Work to be completed
Go through the listing and copy each line with the string "regard".

Excerpted data
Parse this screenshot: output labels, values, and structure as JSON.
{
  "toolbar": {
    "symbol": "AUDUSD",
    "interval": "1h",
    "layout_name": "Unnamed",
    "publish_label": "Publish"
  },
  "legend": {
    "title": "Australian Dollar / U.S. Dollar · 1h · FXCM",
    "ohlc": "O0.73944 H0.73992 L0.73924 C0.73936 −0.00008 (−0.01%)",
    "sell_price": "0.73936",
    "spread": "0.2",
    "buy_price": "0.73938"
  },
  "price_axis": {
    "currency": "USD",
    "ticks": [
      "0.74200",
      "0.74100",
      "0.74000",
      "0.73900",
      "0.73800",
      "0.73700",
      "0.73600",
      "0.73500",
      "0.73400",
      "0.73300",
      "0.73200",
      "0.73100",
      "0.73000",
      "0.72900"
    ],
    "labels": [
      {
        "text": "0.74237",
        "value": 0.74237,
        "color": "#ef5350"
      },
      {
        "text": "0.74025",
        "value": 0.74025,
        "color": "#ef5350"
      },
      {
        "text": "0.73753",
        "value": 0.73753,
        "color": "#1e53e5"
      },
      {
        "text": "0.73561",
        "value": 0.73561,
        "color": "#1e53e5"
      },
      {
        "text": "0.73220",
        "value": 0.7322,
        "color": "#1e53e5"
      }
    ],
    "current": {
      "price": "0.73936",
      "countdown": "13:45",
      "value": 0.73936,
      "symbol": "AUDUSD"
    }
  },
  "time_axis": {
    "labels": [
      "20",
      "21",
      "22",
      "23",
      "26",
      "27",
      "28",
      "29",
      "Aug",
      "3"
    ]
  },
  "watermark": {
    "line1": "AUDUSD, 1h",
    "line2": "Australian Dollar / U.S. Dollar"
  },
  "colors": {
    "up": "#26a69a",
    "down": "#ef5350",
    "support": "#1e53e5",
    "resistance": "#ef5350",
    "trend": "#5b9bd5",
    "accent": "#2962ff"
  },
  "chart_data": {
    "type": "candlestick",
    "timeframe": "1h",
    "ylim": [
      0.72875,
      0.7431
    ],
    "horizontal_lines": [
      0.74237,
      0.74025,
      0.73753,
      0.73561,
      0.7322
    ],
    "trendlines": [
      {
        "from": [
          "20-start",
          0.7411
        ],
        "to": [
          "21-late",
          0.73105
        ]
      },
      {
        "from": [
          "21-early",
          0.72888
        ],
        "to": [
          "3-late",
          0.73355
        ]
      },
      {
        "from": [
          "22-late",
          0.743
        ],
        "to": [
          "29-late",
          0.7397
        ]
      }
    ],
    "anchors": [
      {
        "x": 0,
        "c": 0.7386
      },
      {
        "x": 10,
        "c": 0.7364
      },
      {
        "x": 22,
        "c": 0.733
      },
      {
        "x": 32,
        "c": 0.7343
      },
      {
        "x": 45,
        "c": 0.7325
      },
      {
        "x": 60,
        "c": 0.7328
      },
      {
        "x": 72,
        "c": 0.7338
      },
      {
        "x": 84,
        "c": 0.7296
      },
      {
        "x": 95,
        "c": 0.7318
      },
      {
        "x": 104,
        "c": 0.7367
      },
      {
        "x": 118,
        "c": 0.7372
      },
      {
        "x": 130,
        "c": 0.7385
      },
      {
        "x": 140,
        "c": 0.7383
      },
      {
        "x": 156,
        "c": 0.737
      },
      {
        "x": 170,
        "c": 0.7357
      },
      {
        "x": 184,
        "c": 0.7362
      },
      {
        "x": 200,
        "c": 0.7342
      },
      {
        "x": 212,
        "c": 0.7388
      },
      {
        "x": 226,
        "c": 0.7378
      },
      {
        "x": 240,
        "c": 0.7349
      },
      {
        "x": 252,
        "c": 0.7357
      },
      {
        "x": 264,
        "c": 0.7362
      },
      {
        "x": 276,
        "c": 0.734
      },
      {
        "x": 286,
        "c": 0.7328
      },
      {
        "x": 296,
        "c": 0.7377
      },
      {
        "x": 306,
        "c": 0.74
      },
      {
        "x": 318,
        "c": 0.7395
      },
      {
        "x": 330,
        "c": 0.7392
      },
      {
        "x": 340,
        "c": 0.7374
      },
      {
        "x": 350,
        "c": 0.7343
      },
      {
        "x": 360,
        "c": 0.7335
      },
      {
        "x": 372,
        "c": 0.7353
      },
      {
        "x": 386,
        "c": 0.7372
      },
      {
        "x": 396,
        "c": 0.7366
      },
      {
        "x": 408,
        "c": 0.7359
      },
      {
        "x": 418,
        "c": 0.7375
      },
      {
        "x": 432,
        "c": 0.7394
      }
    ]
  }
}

--

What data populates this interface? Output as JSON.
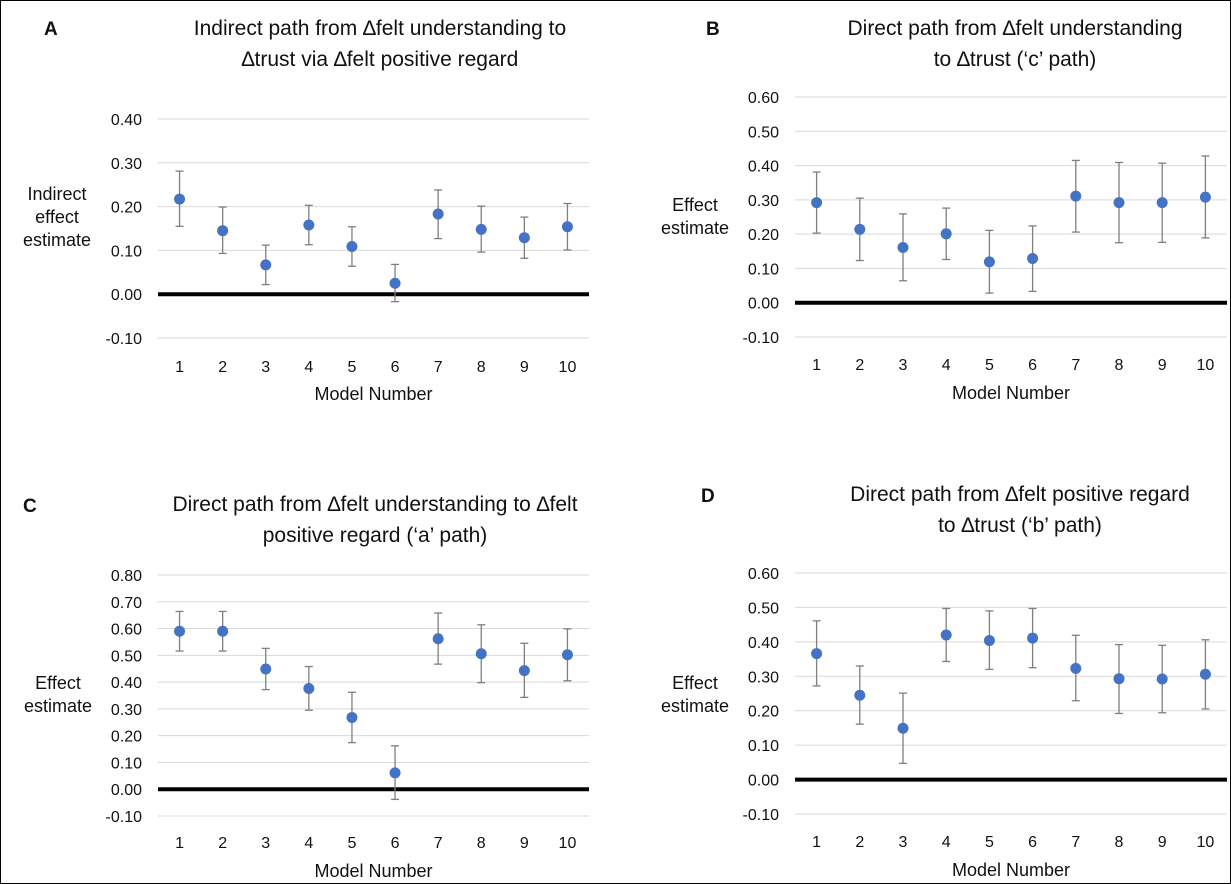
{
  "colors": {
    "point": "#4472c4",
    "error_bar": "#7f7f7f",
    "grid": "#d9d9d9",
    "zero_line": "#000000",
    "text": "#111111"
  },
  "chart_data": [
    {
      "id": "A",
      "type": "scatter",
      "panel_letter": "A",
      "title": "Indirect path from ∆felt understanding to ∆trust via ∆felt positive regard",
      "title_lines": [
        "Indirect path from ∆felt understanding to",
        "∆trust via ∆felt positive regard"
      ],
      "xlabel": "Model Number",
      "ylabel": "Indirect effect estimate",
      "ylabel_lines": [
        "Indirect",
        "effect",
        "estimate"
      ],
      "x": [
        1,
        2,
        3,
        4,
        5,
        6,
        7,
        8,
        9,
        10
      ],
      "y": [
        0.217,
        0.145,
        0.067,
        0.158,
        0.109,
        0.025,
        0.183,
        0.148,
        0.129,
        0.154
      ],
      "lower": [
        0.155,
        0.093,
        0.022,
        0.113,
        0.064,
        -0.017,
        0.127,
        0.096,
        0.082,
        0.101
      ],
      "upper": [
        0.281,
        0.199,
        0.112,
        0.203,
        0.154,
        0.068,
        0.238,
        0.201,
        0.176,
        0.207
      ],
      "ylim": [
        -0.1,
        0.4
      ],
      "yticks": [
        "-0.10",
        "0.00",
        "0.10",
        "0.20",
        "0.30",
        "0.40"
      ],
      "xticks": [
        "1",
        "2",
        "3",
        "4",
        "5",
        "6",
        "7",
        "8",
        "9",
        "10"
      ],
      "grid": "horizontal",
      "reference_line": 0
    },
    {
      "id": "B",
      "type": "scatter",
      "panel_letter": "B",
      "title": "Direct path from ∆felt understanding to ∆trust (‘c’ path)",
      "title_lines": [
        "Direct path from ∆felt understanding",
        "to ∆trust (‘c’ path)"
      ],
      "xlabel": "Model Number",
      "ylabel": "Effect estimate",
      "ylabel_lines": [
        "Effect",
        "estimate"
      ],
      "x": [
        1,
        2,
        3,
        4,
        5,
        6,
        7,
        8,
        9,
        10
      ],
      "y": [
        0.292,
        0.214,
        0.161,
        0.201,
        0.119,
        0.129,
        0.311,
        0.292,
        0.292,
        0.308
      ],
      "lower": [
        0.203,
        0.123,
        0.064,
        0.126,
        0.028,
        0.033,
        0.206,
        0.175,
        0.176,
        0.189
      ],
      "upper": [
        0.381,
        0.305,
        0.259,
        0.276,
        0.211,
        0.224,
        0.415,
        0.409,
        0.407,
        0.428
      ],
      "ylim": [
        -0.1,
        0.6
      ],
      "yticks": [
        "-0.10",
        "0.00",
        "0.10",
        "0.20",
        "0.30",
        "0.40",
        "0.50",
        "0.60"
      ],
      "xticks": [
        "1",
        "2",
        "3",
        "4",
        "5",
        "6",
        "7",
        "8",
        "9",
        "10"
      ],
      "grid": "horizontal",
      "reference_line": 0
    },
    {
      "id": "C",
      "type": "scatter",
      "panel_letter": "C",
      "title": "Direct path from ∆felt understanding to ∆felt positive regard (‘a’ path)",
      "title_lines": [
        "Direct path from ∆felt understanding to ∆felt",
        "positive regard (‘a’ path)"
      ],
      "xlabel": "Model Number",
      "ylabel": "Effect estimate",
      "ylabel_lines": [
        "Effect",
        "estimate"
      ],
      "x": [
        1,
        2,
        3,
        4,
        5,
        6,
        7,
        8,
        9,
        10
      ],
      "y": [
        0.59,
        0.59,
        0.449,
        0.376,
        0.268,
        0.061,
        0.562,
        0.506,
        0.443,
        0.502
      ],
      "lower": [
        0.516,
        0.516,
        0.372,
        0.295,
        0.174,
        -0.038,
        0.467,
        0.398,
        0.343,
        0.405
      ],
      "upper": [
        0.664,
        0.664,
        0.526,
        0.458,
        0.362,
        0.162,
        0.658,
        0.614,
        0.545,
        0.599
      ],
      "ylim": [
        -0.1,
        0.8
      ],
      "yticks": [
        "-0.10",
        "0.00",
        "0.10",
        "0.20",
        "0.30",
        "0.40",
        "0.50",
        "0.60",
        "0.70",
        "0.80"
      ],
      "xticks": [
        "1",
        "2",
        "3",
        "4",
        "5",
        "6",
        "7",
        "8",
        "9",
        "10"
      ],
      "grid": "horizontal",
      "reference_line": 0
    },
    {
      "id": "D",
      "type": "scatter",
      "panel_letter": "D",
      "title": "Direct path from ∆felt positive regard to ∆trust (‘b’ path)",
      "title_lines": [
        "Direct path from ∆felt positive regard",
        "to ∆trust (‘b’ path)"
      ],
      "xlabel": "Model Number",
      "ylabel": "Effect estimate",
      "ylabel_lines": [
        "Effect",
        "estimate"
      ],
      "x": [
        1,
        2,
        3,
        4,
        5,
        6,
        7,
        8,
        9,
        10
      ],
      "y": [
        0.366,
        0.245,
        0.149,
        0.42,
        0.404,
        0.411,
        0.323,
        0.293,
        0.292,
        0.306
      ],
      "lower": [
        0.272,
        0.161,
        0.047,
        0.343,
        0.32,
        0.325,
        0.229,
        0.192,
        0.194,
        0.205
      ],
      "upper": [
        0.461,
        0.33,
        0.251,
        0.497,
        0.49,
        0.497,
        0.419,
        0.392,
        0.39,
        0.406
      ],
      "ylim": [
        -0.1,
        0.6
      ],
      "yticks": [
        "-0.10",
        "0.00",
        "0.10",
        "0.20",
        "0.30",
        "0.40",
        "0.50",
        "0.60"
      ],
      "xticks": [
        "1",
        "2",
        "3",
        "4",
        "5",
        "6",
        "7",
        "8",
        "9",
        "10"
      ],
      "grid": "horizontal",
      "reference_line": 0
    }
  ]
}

Problem solution
      "title": "Indirect path from ∆felt understanding to ∆trust via ∆felt positive regard",
        "∆trust via ∆felt positive regard"
      "title": "Direct path from ∆felt understanding to ∆felt positive regard (‘a’ path)",
        "positive regard (‘a’ path)"
      "title": "Direct path from ∆felt positive regard to ∆trust (‘b’ path)",
        "Direct path from ∆felt positive regard",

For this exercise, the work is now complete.